## Exercise
Find the line that contains "Give me a plain-text"; then retype it and each line after it, exactly, through the final line of the data below.

## Records
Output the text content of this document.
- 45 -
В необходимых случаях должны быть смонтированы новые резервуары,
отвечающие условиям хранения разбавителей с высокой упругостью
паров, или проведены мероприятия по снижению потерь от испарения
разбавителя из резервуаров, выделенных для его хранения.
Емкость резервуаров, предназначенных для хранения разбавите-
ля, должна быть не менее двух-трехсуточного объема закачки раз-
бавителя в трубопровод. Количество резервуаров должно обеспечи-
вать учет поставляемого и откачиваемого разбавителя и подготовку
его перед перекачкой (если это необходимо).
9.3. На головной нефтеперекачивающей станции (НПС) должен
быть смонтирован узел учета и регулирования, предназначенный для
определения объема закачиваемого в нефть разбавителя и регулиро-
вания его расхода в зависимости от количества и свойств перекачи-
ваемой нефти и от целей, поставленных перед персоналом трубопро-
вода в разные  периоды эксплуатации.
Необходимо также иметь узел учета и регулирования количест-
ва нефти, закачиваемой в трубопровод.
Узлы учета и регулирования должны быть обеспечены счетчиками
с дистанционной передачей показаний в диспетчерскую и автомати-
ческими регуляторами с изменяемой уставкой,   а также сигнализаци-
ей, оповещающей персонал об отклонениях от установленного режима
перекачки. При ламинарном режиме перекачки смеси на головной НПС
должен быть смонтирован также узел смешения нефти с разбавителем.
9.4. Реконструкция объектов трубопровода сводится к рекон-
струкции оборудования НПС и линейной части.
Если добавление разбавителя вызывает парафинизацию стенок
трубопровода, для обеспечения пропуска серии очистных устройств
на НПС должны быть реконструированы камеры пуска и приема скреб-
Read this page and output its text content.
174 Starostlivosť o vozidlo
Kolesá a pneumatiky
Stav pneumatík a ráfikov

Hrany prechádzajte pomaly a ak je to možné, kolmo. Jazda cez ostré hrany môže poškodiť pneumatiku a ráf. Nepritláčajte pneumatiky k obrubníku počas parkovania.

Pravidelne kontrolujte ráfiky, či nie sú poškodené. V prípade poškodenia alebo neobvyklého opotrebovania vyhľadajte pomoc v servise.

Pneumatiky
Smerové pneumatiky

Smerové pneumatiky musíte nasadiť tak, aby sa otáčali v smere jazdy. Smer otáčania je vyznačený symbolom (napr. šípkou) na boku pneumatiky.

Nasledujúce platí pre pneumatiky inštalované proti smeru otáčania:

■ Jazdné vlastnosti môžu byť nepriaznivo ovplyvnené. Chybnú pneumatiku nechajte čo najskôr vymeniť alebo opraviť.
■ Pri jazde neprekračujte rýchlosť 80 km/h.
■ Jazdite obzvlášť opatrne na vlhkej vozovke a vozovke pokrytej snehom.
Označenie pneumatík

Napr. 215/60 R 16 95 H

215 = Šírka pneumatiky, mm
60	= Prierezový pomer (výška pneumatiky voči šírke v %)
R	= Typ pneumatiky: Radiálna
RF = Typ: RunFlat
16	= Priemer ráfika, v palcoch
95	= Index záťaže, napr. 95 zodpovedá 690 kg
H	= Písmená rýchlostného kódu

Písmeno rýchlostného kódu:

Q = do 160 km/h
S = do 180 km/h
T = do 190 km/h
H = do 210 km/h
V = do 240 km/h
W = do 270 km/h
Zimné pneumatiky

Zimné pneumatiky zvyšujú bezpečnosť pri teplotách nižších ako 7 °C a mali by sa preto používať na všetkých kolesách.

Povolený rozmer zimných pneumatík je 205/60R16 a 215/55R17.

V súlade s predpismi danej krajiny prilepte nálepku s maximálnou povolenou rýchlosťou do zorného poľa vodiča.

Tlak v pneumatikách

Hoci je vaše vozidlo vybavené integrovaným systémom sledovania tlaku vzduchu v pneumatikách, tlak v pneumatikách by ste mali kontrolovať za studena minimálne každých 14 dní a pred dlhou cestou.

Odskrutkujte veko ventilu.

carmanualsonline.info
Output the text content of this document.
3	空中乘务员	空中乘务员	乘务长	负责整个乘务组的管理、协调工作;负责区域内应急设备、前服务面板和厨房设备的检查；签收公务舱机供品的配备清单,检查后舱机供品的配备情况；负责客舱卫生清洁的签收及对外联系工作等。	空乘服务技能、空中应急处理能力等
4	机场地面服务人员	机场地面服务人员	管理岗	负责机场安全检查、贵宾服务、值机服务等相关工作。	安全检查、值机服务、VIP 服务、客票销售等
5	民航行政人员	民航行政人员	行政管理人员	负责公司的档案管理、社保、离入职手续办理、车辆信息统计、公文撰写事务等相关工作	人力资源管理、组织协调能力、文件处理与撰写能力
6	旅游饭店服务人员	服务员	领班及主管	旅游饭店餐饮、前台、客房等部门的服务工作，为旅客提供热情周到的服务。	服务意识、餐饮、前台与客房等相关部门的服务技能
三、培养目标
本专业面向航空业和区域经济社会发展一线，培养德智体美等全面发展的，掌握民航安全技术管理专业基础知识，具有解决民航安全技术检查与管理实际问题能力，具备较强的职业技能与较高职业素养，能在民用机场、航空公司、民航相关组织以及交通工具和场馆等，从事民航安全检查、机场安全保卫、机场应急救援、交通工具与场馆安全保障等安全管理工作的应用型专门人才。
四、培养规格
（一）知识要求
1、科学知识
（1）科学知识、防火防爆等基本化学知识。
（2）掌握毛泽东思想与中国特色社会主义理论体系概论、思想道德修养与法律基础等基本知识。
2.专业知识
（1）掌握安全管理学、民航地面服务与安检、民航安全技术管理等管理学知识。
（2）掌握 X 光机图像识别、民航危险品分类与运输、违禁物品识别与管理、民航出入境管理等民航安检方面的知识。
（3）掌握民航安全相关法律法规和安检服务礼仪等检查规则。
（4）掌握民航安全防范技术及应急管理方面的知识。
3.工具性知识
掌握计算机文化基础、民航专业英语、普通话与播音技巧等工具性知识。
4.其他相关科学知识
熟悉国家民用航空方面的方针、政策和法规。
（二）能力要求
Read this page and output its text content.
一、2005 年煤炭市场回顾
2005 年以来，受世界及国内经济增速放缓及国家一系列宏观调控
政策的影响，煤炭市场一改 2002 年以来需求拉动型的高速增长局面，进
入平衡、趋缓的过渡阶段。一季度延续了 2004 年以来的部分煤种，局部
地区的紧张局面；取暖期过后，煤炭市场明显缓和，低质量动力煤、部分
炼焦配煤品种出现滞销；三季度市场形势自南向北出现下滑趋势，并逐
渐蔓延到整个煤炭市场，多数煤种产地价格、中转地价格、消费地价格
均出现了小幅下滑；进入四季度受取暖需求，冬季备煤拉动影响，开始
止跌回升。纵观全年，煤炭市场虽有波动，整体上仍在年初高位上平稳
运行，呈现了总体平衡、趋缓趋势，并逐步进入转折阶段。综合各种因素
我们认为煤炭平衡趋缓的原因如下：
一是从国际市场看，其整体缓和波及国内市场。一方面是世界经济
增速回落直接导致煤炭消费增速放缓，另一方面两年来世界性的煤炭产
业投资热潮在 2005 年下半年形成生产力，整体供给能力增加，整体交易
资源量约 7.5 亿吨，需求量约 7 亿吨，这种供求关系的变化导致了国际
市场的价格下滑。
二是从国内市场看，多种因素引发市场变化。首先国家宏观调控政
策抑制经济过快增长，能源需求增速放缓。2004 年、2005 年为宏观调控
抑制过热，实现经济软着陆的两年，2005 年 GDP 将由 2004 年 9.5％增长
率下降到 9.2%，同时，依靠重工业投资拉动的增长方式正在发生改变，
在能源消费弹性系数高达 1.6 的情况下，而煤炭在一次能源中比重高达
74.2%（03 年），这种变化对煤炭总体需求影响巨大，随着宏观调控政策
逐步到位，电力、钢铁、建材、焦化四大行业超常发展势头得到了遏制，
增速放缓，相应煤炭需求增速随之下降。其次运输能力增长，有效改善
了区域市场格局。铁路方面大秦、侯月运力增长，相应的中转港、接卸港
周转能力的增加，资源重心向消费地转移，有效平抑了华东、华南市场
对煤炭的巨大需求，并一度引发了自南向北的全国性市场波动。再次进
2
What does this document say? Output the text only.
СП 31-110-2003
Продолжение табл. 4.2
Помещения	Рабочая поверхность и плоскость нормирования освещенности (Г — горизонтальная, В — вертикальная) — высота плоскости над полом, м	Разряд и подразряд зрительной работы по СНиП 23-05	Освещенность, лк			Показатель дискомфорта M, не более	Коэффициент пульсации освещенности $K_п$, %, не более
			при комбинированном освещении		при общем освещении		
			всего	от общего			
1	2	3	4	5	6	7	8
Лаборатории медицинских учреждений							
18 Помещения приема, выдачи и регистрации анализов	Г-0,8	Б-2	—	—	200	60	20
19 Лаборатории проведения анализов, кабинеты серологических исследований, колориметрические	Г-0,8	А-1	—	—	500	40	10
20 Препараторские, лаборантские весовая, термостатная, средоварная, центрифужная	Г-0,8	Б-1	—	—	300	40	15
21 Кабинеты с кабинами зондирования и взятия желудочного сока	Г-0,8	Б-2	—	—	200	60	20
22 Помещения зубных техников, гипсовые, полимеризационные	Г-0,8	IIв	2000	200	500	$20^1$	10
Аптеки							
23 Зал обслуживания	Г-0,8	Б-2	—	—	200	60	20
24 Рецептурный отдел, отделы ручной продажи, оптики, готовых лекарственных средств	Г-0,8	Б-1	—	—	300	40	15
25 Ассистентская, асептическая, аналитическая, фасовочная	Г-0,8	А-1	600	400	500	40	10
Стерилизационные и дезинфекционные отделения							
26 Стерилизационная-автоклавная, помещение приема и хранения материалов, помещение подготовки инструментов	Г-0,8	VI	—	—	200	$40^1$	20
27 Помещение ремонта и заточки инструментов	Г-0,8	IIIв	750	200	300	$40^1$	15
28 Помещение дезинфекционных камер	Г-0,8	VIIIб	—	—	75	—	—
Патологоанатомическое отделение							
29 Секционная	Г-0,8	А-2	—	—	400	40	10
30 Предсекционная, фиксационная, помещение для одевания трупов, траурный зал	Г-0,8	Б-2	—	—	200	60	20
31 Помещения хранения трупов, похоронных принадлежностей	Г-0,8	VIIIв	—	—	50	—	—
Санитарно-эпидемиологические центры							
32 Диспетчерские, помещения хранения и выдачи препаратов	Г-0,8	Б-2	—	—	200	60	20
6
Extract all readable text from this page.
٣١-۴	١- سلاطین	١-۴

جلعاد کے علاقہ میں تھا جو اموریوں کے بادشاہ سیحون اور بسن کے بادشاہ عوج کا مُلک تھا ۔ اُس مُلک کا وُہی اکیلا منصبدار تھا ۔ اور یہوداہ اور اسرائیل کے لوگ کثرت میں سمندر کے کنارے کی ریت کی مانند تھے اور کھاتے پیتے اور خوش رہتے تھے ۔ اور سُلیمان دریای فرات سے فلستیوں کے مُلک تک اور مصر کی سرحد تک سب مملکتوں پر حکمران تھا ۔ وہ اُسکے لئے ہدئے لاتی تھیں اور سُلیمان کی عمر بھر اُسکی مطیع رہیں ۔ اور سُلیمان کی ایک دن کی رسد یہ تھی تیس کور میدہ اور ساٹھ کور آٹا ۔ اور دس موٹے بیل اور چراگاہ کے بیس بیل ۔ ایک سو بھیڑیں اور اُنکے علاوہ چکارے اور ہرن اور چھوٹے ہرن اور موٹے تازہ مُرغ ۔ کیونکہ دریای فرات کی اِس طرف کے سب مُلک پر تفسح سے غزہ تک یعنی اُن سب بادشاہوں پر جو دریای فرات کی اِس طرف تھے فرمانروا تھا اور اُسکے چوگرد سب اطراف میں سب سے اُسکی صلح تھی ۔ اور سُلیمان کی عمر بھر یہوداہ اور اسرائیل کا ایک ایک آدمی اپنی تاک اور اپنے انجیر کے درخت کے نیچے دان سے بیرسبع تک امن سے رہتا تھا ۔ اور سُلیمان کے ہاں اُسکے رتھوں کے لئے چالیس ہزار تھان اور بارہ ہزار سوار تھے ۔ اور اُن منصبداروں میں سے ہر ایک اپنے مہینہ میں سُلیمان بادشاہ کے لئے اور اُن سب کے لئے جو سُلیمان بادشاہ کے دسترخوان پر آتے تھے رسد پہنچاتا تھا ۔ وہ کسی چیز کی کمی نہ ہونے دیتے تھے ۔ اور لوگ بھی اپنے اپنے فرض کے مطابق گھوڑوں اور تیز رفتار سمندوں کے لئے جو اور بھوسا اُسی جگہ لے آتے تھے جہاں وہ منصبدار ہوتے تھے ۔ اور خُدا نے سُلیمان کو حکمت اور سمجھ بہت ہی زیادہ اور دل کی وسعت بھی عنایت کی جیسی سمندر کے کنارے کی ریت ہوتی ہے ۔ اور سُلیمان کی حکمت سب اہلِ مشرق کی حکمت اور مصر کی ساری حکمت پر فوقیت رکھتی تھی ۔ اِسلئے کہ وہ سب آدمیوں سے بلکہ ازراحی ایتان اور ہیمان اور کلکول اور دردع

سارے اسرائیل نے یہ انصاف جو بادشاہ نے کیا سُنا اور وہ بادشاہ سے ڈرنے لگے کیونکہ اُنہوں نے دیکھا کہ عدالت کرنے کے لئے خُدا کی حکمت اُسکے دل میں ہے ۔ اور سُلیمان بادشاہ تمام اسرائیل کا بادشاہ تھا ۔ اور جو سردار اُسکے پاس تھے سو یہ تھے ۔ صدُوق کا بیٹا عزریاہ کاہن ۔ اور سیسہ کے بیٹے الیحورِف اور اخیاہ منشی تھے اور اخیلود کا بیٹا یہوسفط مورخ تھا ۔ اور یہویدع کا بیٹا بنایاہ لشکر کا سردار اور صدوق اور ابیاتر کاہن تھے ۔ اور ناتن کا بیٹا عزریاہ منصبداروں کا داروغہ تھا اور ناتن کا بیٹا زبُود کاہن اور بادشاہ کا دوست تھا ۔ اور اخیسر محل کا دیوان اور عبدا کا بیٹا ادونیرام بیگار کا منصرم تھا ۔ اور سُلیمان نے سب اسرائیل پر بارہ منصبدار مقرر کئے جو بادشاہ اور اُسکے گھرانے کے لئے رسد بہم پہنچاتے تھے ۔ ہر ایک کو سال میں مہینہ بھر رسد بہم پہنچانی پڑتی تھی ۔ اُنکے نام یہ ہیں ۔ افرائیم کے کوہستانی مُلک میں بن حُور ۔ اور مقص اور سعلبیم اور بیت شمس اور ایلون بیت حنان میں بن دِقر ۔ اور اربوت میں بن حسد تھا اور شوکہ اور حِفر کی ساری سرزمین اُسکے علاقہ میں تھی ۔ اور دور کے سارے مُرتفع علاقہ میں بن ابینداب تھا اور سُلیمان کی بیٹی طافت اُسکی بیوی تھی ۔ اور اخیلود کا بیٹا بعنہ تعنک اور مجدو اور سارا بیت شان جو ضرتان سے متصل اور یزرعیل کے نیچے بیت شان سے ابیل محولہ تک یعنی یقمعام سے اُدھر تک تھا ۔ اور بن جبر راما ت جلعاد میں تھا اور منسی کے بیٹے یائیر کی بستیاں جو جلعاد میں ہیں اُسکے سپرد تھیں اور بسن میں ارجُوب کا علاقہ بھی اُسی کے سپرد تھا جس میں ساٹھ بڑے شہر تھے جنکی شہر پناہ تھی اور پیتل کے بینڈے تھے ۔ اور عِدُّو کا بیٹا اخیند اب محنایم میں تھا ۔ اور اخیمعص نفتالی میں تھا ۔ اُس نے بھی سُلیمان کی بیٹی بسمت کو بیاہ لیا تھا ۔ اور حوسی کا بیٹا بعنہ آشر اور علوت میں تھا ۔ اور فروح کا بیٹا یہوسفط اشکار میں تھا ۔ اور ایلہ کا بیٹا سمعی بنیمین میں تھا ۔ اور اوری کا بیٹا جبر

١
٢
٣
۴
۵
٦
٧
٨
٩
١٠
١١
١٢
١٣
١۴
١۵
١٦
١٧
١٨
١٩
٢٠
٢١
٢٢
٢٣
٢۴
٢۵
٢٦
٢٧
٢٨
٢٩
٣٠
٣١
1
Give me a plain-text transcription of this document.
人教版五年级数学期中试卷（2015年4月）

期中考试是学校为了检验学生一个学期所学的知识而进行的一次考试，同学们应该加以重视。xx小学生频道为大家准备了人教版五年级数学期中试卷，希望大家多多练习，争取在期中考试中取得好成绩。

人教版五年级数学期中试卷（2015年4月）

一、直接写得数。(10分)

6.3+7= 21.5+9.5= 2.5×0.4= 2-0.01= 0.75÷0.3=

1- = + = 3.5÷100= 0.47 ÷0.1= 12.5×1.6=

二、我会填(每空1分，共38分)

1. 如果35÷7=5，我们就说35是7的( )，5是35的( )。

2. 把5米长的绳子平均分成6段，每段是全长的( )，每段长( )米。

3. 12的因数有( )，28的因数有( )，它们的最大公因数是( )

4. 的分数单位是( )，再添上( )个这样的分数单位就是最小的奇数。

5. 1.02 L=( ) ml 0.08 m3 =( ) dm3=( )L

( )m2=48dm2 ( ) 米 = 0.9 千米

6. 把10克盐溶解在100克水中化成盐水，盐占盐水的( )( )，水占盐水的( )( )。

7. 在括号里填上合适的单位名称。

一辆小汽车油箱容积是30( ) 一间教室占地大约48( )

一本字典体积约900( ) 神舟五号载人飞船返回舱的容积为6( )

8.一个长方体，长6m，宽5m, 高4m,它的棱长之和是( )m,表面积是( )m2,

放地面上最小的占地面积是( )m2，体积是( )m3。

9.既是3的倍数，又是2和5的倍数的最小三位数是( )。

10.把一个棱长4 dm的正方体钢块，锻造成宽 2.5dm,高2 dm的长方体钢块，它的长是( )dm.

## Response to this exercise
Give me a plain-text transcription of this document.
人教版五年级数学期中试卷（2015年4月）

期中考试是学校为了检验学生一个学期所学的知识而进行的一次考试，同学们应该加以重视。xx小学生频道为大家准备了人教版五年级数学期中试卷，希望大家多多练习，争取在期中考试中取得好成绩。

人教版五年级数学期中试卷（2015年4月）

一、直接写得数。(10分)

6.3+7= 21.5+9.5= 2.5×0.4= 2-0.01= 0.75÷0.3=

1- = + = 3.5÷100= 0.47 ÷0.1= 12.5×1.6=

二、我会填(每空1分，共38分)

1. 如果35÷7=5，我们就说35是7的( )，5是35的( )。

2. 把5米长的绳子平均分成6段，每段是全长的( )，每段长( )米。

3. 12的因数有( )，28的因数有( )，它们的最大公因数是( )

4. 的分数单位是( )，再添上( )个这样的分数单位就是最小的奇数。

5. 1.02 L=( ) ml 0.08 m3 =( ) dm3=( )L

( )m2=48dm2 ( ) 米 = 0.9 千米

6. 把10克盐溶解在100克水中化成盐水，盐占盐水的( )( )，水占盐水的( )( )。

7. 在括号里填上合适的单位名称。

一辆小汽车油箱容积是30( ) 一间教室占地大约48( )

一本字典体积约900( ) 神舟五号载人飞船返回舱的容积为6( )

8.一个长方体，长6m，宽5m, 高4m,它的棱长之和是( )m,表面积是( )m2,

放地面上最小的占地面积是( )m2，体积是( )m3。

9.既是3的倍数，又是2和5的倍数的最小三位数是( )。

10.把一个棱长4 dm的正方体钢块，锻造成宽 2.5dm,高2 dm的长方体钢块，它的长是( )dm.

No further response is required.